▸ Required actions
1 – Answer these about the cooking show recap below:
(a) How long is the head start the trio gets?
(b) Which part of the dish does Joanne start on?
(c) What does George say about the leeks on Team Arras's plate?
2 – Please print the stretch of the cooking show recap from "Plate 1 – Team" through "pulls it together.", unchanged.

▸ Text segment
• • • •
Aaron opens the show by telling us that he’s awake. This does not bode well. If you’re putting your jacket on, we can tell you’re awake. Matthew tells us that he’s listening to music, which we can also see, and Joanne is pretty pleased with herself (ditto – she seems smugger by the minute). Our trio enter the kitchen in their white jackets for a history making challenge. Donna is rocking some heels and a short dress and she doesn’t seem to be too intimidated by Matt’s extraordinary yellow pants and matching pocket handkerchief.

Matt tells the contestants that they will face “not one! Not two! But three! Talented! Chefs!” and I expect that Jim Henson’s Creature Shop will be contacting Ten soon to licence a Matt Muppet. The Situation – sorry, I mean Phillip – applauds enthusiastically from the balcony. George tells them that the trio of chefs they will face have hats and that one has worked for Heston Blumenthal, eliciting gasps from the two contestants who have heard of him. But enough preamble! Let’s meet Team Arras:

  • Adam Humphrey
  • Lovaine Allen
  • Aaron Somebody else (please let me know if you caught that name)

Our trio gets a 20 minute head start in making rack on black: lamb saddle wrapped in black pudding with a leek and potato boulangere. They even have to make the black pudding! I hope there is some Nick Nairn style gagging over the buckets of blood. They taste.

Apparently Matthew is the boss of our trio, and hands out the tasks to the others. Aaron ends up with the pig’s blood – lucky Aaron – and Joanne starts the potato boulangere. Matthew is… well, I think the technical term is “boning the lamb”.

Team Arras disappears behind the partition and I hope nobody mistakes their frantic activity for the scrabblings of a rat (and that’s the only immature Hamlet reference I’ll be making, so you can relax now).

Matthew purees his dates, and no, that is not a euphemism.  He ends up with “date soup” which is no good, so he starts again. Aaron’s got the black pudding under control and notices that Joanne is struggling with her potatoes. Lorraine, on the Arras team, is having trouble with her blood pudding and Matthew seems to be spending too much time spying on their technique and feeling smug, which surely encroaches on Joanne’s territory. Adam thinks they’ll lose if their black pudding is not up to scratch, but they have enough time to make another one.

The last two minutes are the longest ever and I hope there are some eagle eyes out there looking for possible replatings. Adam thinks they’re in with a good chance, but the peanut gallery wasn’t exactly on song with predictions last night now, were they?


Plate 1 – Team Arras

  • Donna likes they way it’s balanced on the plate and thinks the camera would like it, which is odd, since it’s BROWN. They taste and she screws up her nose.
  • George: Leeks undercooked, crunchy, not good at all. Potatoes lack salt, but are buttery.
  • Matt thinks the crunchy leek adds a textural contrast.
  • Donna: the date pulls it together.
• • • •
▸ Source excerpt
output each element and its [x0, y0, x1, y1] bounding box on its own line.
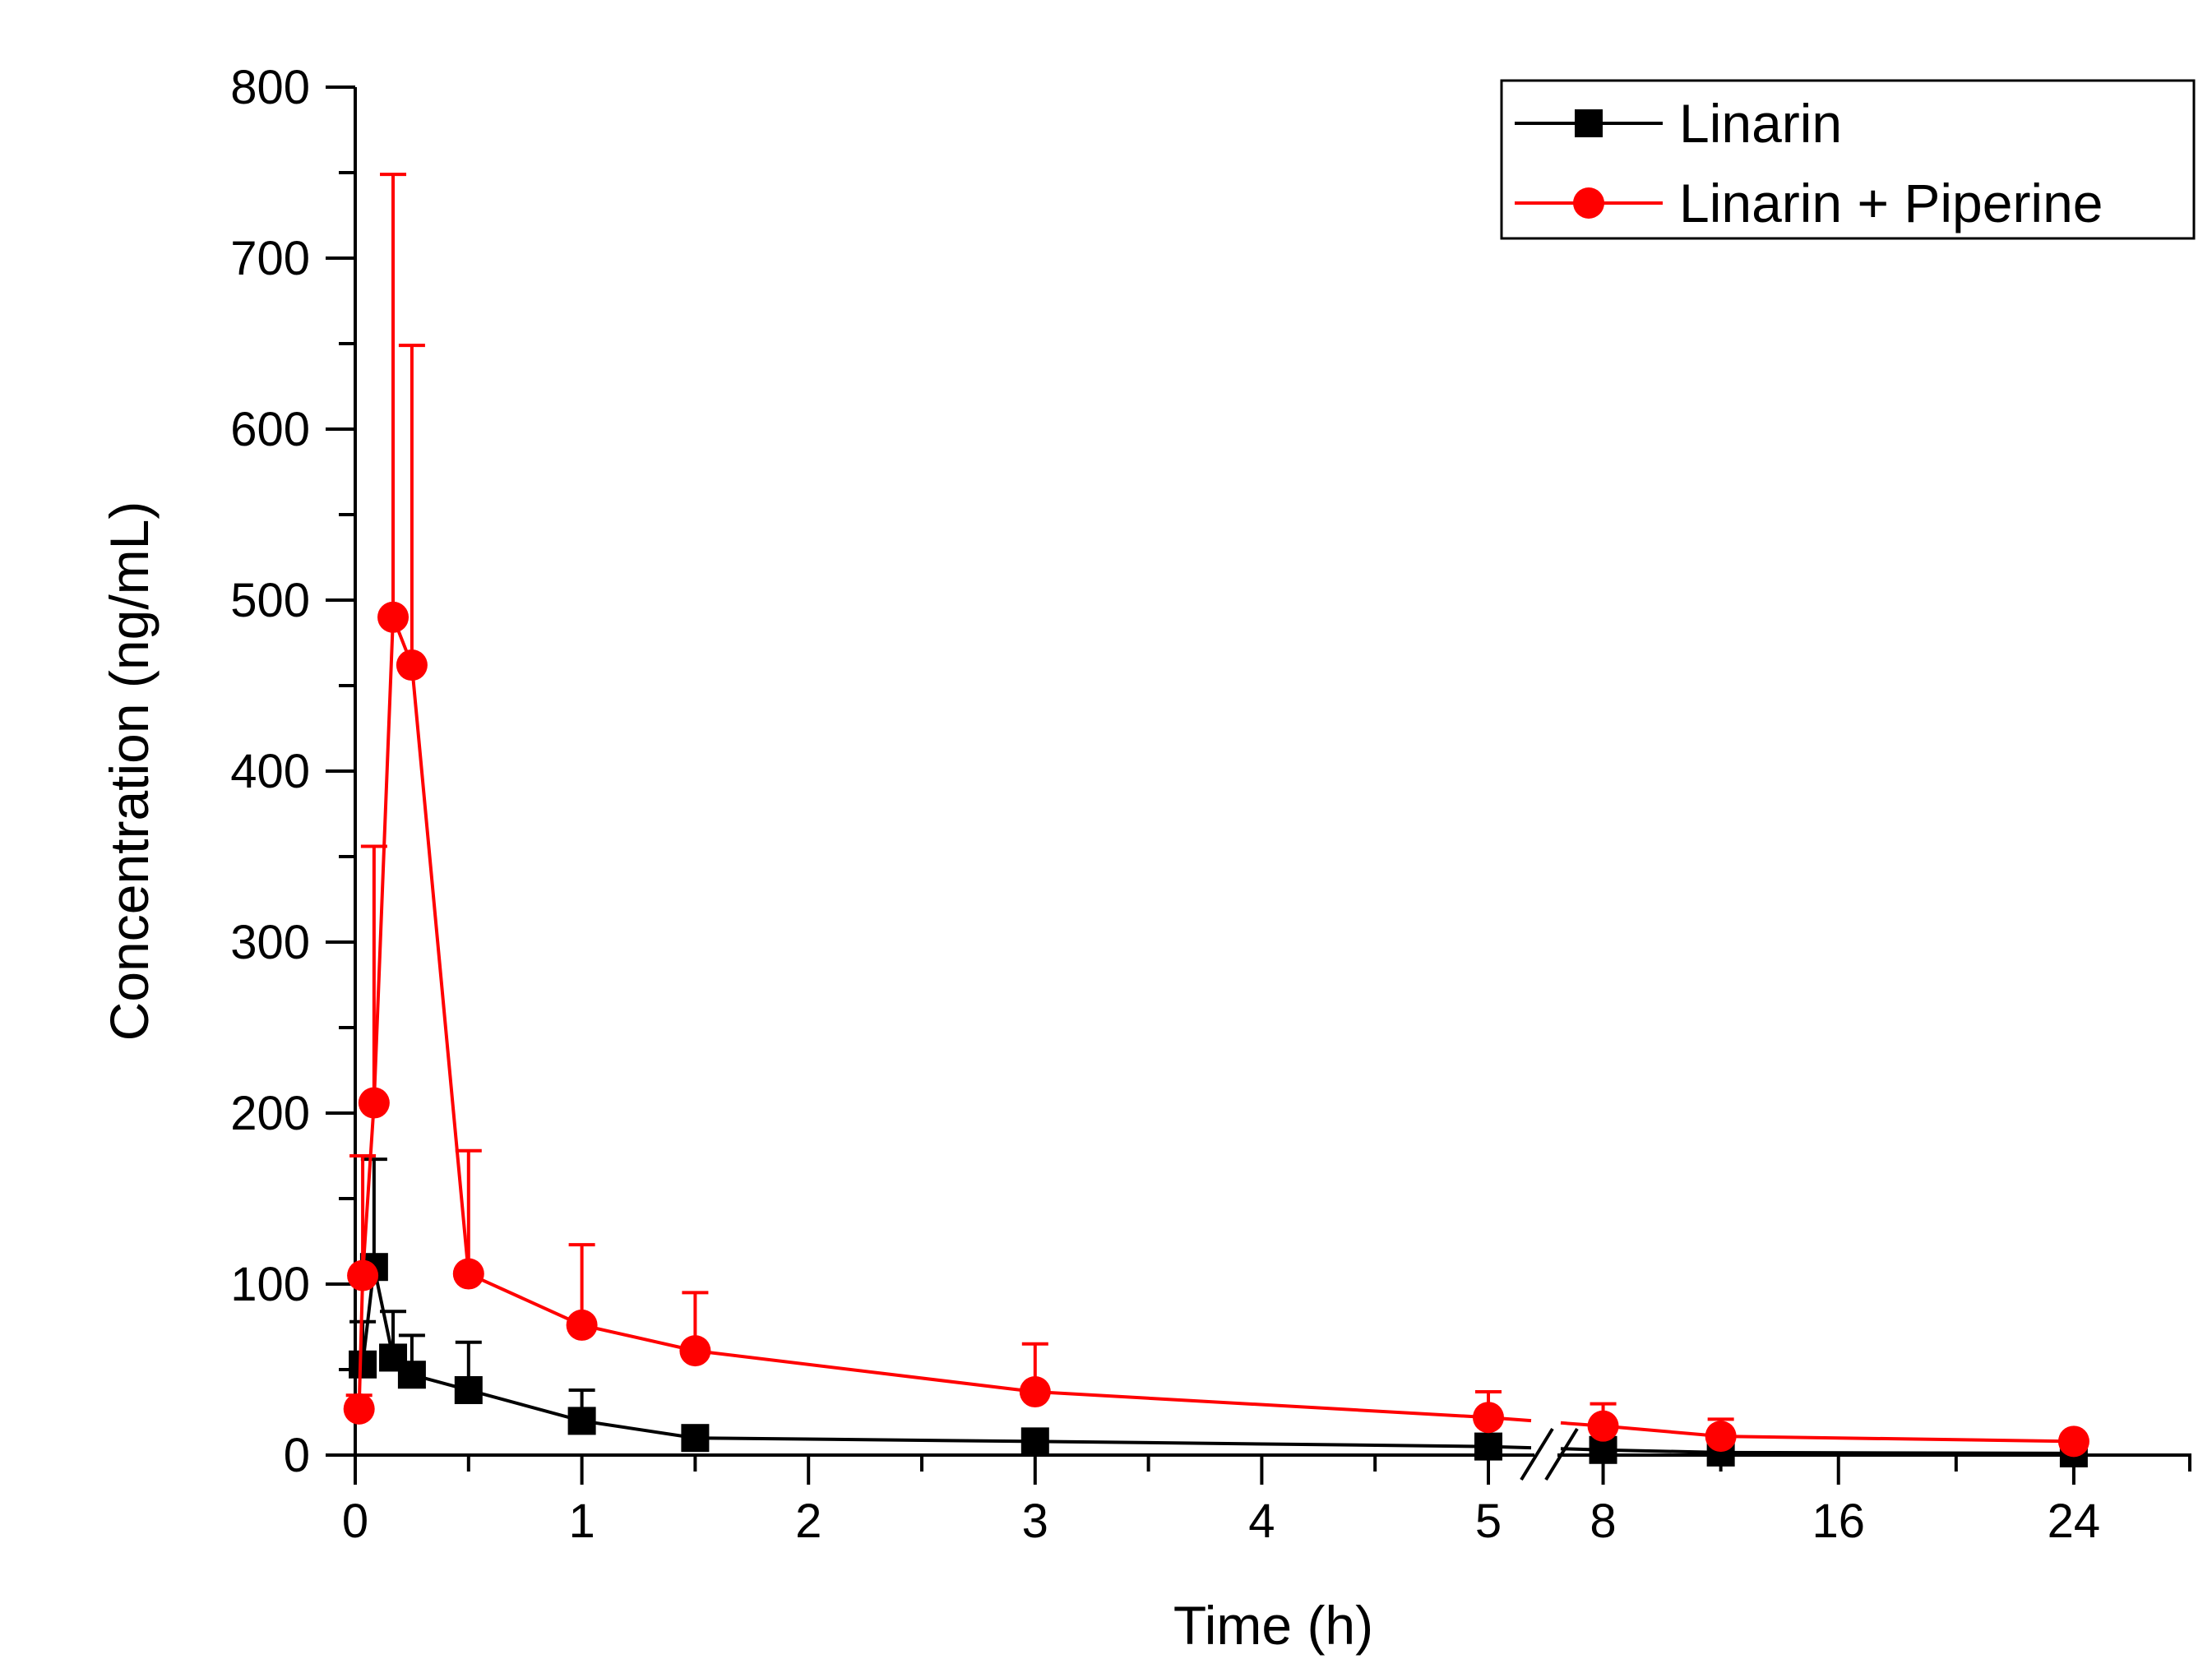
• • • •
▸ In response
1 –
(a) 20 minutes
(b) The potato boulangere
(c) They are undercooked, crunchy and not good at all.

2 –
Plate 1 – Team Arras

  • Donna likes they way it’s balanced on the plate and thinks the camera would like it, which is odd, since it’s BROWN. They taste and she screws up her nose.
  • George: Leeks undercooked, crunchy, not good at all. Potatoes lack salt, but are buttery.
  • Matt thinks the crunchy leek adds a textural contrast.
  • Donna: the date pulls it together.